┌─ Excerpted data

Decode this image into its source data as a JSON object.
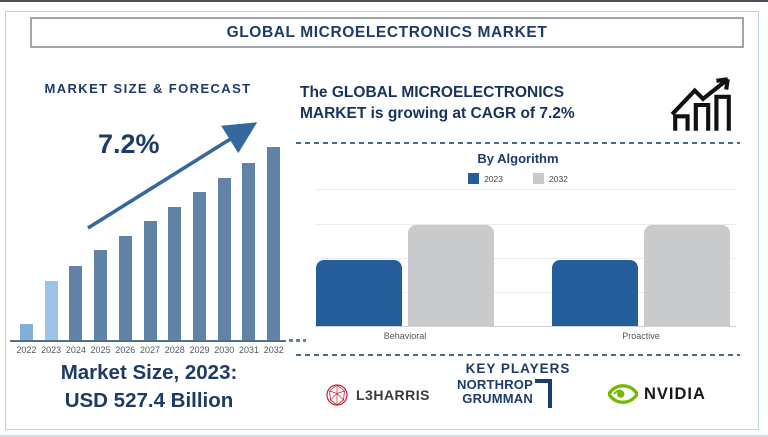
{
  "header": {
    "title": "GLOBAL MICROELECTRONICS MARKET"
  },
  "left_panel": {
    "section_title": "MARKET SIZE & FORECAST",
    "growth_label": "7.2%",
    "market_size_line1": "Market Size, 2023:",
    "market_size_line2": "USD 527.4 Billion"
  },
  "right_panel": {
    "headline_line1": "The GLOBAL MICROELECTRONICS",
    "headline_line2": "MARKET is growing at CAGR of 7.2%",
    "section_title": "By Algorithm",
    "legend": [
      {
        "label": "2023",
        "color": "#235E9A"
      },
      {
        "label": "2032",
        "color": "#C8CACC"
      }
    ],
    "key_players_title": "KEY PLAYERS",
    "players": {
      "l3harris": "L3HARRIS",
      "northrop_line1": "NORTHROP",
      "northrop_line2": "GRUMMAN",
      "nvidia": "NVIDIA"
    }
  },
  "icons": {
    "growth_trend_arrow": "diagonal up-right arrow over bars",
    "bar_chart_rising_icon": "outlined bars with zigzag up arrow",
    "l3harris_globe_icon_color": "#C42033",
    "nvidia_eye_icon_color": "#76B900"
  },
  "chart_data": [
    {
      "type": "bar",
      "title": "MARKET SIZE & FORECAST",
      "categories": [
        "2022",
        "2023",
        "2024",
        "2025",
        "2026",
        "2027",
        "2028",
        "2029",
        "2030",
        "2031",
        "2032"
      ],
      "values_relative_pct": [
        8.3,
        30.6,
        38.3,
        46.6,
        53.9,
        61.7,
        68.9,
        76.7,
        83.9,
        91.7,
        100
      ],
      "bar_colors_hex": [
        "#84AED8",
        "#9DC3E6",
        "#6083A6",
        "#6083A6",
        "#6083A6",
        "#6083A6",
        "#6083A6",
        "#6083A6",
        "#6083A6",
        "#6083A6",
        "#6083A6"
      ],
      "value_axis": "none shown (stylized growth bars, relative heights)",
      "annotations": {
        "cagr": "7.2%",
        "market_size_2023": "USD 527.4 Billion"
      },
      "legend_position": "none",
      "grid": false
    },
    {
      "type": "bar",
      "title": "By Algorithm",
      "categories": [
        "Behavioral",
        "Proactive"
      ],
      "series": [
        {
          "name": "2023",
          "color": "#235E9A",
          "values_relative_pct": [
            48,
            48
          ]
        },
        {
          "name": "2032",
          "color": "#C8CACC",
          "values_relative_pct": [
            73,
            73
          ]
        }
      ],
      "value_axis": "none shown (relative heights, % of plot area)",
      "legend_position": "top",
      "grid": true
    }
  ]
}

└─

- **Problem to solve**
Write the listing above out again exactly, dropping each image.

- **Solution below**
Decode this image into its source data as a JSON object.
{
  "header": {
    "title": "GLOBAL MICROELECTRONICS MARKET"
  },
  "left_panel": {
    "section_title": "MARKET SIZE & FORECAST",
    "growth_label": "7.2%",
    "market_size_line1": "Market Size, 2023:",
    "market_size_line2": "USD 527.4 Billion"
  },
  "right_panel": {
    "headline_line1": "The GLOBAL MICROELECTRONICS",
    "headline_line2": "MARKET is growing at CAGR of 7.2%",
    "section_title": "By Algorithm",
    "legend": [
      {
        "label": "2023",
        "color": "#235E9A"
      },
      {
        "label": "2032",
        "color": "#C8CACC"
      }
    ],
    "key_players_title": "KEY PLAYERS",
    "players": {
      "l3harris": "L3HARRIS",
      "northrop_line1": "NORTHROP",
      "northrop_line2": "GRUMMAN",
      "nvidia": "NVIDIA"
    }
  },
  "icons": {
    "growth_trend_arrow": "diagonal up-right arrow over bars",
    "bar_chart_rising_icon": "outlined bars with zigzag up arrow",
    "l3harris_globe_icon_color": "#C42033",
    "nvidia_eye_icon_color": "#76B900"
  },
  "chart_data": [
    {
      "type": "bar",
      "title": "MARKET SIZE & FORECAST",
      "categories": [
        "2022",
        "2023",
        "2024",
        "2025",
        "2026",
        "2027",
        "2028",
        "2029",
        "2030",
        "2031",
        "2032"
      ],
      "values_relative_pct": [
        8.3,
        30.6,
        38.3,
        46.6,
        53.9,
        61.7,
        68.9,
        76.7,
        83.9,
        91.7,
        100
      ],
      "bar_colors_hex": [
        "#84AED8",
        "#9DC3E6",
        "#6083A6",
        "#6083A6",
        "#6083A6",
        "#6083A6",
        "#6083A6",
        "#6083A6",
        "#6083A6",
        "#6083A6",
        "#6083A6"
      ],
      "value_axis": "none shown (stylized growth bars, relative heights)",
      "annotations": {
        "cagr": "7.2%",
        "market_size_2023": "USD 527.4 Billion"
      },
      "legend_position": "none",
      "grid": false
    },
    {
      "type": "bar",
      "title": "By Algorithm",
      "categories": [
        "Behavioral",
        "Proactive"
      ],
      "series": [
        {
          "name": "2023",
          "color": "#235E9A",
          "values_relative_pct": [
            48,
            48
          ]
        },
        {
          "name": "2032",
          "color": "#C8CACC",
          "values_relative_pct": [
            73,
            73
          ]
        }
      ],
      "value_axis": "none shown (relative heights, % of plot area)",
      "legend_position": "top",
      "grid": true
    }
  ]
}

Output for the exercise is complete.